*RECORDS FOR THIS TASK*
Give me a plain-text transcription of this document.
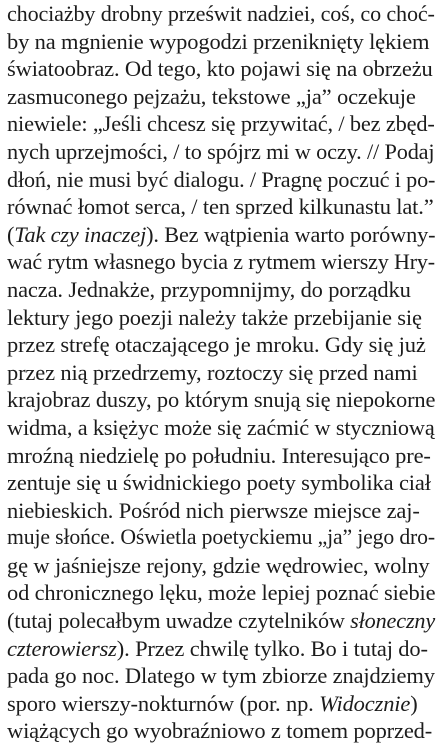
chociażby drobny prześwit nadziei, coś, co choć-
by na mgnienie wypogodzi przeniknięty lękiem
światoobraz. Od tego, kto pojawi się na obrzeżu
zasmuconego pejzażu, tekstowe „ja” oczekuje
niewiele: „Jeśli chcesz się przywitać, / bez zbęd-
nych uprzejmości, / to spójrz mi w oczy. // Podaj
dłoń, nie musi być dialogu. / Pragnę poczuć i po-
równać łomot serca, / ten sprzed kilkunastu lat.”
(Tak czy inaczej). Bez wątpienia warto porówny-
wać rytm własnego bycia z rytmem wierszy Hry-
nacza. Jednakże, przypomnijmy, do porządku
lektury jego poezji należy także przebijanie się
przez strefę otaczającego je mroku. Gdy się już
przez nią przedrzemy, roztoczy się przed nami
krajobraz duszy, po którym snują się niepokorne
widma, a księżyc może się zaćmić w styczniową
mroźną niedzielę po południu. Interesująco pre-
zentuje się u świdnickiego poety symbolika ciał
niebieskich. Pośród nich pierwsze miejsce zaj-
muje słońce. Oświetla poetyckiemu „ja” jego dro-
gę w jaśniejsze rejony, gdzie wędrowiec, wolny
od chronicznego lęku, może lepiej poznać siebie
(tutaj polecałbym uwadze czytelników słoneczny
czterowiersz). Przez chwilę tylko. Bo i tutaj do-
pada go noc. Dlatego w tym zbiorze znajdziemy
sporo wierszy-nokturnów (por. np. Widocznie)
wiążących go wyobraźniowo z tomem poprzed-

*TASK OBJECTIVE*
Pick out the lines containing the string "jego".

*SOLUTION TO THIS EXERCISE*
lektury jego poezji należy także przebijanie się
muje słońce. Oświetla poetyckiemu „ja” jego dro-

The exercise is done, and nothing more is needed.